►

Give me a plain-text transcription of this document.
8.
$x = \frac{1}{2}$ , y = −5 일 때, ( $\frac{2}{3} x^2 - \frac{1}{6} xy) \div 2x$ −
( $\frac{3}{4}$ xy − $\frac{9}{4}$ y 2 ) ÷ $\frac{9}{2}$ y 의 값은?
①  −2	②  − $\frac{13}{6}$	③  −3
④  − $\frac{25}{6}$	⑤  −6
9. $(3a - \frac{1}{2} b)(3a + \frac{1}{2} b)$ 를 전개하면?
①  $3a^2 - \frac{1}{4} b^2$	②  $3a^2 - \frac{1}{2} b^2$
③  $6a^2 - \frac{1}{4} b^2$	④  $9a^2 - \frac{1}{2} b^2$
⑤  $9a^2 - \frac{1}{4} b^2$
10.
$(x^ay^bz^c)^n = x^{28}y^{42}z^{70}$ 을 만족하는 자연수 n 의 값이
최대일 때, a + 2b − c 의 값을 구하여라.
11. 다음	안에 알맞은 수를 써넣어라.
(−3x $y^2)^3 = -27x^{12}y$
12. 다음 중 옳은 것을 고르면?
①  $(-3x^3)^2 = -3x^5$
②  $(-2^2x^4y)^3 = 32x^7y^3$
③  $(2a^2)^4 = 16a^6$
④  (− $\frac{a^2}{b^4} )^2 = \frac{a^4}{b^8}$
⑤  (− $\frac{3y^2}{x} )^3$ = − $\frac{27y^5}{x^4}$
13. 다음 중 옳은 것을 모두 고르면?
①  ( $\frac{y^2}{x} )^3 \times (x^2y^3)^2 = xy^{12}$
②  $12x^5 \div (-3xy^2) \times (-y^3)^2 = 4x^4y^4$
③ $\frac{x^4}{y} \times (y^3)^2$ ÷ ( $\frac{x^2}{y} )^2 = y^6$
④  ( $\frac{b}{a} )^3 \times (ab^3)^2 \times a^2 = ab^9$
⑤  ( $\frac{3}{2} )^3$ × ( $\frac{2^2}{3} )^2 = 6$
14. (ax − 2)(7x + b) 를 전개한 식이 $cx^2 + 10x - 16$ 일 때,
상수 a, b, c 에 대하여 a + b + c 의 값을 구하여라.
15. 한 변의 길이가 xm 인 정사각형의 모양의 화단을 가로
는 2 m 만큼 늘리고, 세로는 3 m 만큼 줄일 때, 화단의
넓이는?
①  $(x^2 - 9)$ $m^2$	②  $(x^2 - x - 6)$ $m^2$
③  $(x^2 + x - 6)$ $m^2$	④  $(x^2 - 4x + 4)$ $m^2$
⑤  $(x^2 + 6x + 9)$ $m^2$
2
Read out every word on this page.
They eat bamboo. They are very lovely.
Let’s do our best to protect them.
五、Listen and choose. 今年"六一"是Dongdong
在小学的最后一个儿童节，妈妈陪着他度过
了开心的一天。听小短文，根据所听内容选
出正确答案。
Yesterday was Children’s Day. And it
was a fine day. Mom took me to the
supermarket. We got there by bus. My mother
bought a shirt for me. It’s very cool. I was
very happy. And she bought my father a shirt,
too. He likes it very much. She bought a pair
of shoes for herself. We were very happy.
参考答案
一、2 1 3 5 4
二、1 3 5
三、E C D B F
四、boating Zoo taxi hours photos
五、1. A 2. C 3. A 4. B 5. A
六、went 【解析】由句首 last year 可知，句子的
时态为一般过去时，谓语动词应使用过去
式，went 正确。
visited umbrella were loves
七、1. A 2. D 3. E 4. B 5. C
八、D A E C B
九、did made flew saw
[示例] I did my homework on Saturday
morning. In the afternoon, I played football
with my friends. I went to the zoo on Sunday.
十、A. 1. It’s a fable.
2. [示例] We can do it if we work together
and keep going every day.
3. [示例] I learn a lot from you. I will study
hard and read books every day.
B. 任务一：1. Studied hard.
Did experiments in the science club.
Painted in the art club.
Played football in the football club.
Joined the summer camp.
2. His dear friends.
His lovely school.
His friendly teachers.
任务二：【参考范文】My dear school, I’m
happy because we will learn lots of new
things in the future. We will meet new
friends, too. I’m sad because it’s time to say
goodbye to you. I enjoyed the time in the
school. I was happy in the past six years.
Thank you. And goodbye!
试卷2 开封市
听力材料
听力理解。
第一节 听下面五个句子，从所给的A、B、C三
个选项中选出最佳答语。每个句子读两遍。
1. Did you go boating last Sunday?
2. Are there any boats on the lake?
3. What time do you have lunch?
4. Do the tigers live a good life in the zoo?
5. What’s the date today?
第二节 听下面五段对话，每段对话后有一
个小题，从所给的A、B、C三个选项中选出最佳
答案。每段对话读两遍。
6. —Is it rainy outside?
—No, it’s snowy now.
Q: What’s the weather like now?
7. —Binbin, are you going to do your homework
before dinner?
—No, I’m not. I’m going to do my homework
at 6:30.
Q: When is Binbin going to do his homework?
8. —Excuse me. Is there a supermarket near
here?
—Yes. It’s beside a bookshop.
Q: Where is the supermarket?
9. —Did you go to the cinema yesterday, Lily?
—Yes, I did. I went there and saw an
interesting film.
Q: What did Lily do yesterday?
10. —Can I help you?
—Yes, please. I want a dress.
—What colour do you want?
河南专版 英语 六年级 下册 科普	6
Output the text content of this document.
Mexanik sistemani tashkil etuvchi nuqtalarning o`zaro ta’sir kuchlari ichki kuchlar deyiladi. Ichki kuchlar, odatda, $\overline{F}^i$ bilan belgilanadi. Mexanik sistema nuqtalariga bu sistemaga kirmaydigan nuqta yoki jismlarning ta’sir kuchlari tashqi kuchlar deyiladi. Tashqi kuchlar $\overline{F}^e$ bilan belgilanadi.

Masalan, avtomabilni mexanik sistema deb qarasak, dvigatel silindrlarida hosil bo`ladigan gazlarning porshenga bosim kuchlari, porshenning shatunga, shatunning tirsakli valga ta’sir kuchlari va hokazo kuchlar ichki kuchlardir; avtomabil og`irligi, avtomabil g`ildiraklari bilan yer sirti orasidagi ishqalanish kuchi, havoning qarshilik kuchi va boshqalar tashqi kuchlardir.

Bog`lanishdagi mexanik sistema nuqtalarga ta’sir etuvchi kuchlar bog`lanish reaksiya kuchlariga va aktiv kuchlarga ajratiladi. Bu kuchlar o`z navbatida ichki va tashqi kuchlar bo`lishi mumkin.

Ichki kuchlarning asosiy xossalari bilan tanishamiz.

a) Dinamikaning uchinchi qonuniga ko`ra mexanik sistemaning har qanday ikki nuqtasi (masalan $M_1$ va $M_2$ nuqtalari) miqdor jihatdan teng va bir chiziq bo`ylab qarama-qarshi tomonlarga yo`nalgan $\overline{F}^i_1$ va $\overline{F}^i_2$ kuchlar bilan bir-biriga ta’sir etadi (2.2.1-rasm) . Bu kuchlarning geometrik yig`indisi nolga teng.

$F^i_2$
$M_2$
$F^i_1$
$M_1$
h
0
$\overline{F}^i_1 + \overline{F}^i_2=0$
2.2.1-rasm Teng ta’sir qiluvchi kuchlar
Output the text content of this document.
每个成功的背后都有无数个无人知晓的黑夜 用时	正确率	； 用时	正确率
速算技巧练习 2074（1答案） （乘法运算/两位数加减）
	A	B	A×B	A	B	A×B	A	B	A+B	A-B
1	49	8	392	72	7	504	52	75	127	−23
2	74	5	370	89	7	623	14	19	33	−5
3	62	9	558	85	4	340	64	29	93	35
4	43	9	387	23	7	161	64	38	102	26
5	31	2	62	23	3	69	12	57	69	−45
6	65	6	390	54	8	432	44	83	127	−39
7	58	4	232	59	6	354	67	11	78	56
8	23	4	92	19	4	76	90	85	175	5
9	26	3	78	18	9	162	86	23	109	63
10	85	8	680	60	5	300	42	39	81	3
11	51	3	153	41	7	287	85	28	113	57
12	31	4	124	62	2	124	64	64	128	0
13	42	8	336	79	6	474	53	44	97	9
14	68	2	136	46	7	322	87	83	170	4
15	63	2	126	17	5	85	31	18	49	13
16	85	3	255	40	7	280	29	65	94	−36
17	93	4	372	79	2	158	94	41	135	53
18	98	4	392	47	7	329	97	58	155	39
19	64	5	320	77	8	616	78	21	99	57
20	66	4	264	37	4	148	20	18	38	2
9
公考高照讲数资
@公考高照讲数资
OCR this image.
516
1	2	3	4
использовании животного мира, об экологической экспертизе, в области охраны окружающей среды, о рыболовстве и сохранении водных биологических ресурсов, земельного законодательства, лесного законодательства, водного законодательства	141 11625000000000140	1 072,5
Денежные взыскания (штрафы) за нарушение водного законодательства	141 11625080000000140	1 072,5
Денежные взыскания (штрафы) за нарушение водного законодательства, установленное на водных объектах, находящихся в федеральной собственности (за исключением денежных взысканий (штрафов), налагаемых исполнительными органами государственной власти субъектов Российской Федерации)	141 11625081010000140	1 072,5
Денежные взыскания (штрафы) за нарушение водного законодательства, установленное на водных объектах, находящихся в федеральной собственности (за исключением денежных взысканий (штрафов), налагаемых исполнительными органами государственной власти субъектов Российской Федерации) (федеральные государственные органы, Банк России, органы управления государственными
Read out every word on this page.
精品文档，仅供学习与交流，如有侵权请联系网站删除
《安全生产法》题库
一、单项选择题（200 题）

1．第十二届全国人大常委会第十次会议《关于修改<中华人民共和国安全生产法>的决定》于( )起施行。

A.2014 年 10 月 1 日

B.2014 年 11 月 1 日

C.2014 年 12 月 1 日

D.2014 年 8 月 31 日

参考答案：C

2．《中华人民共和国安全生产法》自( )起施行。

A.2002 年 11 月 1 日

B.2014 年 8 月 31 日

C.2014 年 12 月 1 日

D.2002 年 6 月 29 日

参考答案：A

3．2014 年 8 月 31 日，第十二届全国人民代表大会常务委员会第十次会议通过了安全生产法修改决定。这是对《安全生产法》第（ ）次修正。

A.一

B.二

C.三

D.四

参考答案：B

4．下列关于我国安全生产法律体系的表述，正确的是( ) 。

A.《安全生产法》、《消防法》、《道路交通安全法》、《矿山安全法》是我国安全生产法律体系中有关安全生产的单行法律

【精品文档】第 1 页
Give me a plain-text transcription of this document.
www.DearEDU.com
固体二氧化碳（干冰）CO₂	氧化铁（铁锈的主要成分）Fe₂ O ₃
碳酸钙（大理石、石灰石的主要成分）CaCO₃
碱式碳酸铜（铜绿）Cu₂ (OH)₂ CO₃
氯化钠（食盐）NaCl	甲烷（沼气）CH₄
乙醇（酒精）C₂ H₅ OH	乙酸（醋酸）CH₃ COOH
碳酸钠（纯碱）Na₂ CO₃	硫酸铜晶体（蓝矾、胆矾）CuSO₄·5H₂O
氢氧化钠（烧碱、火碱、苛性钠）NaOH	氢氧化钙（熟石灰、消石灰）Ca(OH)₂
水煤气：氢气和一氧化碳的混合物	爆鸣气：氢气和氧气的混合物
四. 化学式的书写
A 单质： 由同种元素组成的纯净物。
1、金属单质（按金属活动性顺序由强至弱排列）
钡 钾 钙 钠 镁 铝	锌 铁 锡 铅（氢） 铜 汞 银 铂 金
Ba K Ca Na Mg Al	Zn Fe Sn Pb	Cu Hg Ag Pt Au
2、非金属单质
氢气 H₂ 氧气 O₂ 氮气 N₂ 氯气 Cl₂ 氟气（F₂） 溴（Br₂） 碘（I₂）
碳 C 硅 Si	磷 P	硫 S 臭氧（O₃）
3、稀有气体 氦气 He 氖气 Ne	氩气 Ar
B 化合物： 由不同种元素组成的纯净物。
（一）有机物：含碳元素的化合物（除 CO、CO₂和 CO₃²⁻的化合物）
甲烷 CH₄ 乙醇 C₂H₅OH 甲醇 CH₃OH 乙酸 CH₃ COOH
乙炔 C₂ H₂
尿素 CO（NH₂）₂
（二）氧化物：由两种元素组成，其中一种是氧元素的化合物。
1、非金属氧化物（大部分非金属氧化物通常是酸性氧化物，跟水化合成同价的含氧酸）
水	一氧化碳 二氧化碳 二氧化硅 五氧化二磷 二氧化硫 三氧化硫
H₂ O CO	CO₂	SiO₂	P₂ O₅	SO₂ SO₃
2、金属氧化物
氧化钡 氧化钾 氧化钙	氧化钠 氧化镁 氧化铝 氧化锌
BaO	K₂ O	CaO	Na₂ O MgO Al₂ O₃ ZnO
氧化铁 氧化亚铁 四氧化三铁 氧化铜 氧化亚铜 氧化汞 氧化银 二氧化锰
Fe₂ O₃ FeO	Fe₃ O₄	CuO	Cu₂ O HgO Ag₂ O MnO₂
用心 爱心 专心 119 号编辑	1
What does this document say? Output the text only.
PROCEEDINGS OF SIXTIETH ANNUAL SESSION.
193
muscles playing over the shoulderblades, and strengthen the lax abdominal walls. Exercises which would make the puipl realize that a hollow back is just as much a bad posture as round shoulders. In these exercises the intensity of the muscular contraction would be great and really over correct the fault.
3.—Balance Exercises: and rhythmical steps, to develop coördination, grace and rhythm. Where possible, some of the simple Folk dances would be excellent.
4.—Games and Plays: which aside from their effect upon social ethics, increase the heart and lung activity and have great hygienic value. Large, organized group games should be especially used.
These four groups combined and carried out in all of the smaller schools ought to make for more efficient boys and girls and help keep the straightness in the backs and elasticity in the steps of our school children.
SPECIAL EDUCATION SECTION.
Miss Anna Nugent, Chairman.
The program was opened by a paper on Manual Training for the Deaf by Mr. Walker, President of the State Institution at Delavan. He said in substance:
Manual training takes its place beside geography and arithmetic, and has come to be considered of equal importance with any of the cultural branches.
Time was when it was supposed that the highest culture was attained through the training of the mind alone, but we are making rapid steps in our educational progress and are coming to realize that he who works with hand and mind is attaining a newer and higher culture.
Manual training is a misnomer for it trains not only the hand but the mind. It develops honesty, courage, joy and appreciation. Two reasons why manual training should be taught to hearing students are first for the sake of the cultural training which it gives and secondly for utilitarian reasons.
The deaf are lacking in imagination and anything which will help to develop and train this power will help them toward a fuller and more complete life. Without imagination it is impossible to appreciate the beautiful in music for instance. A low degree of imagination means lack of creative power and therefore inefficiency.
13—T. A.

◄

WORK TO DO = Go through the records. Copy each line where "中华人民共和国安全生产法" appears.

WORKED ANSWER =
1．第十二届全国人大常委会第十次会议《关于修改<中华人民共和国安全生产法>的决定》于( )起施行。
2．《中华人民共和国安全生产法》自( )起施行。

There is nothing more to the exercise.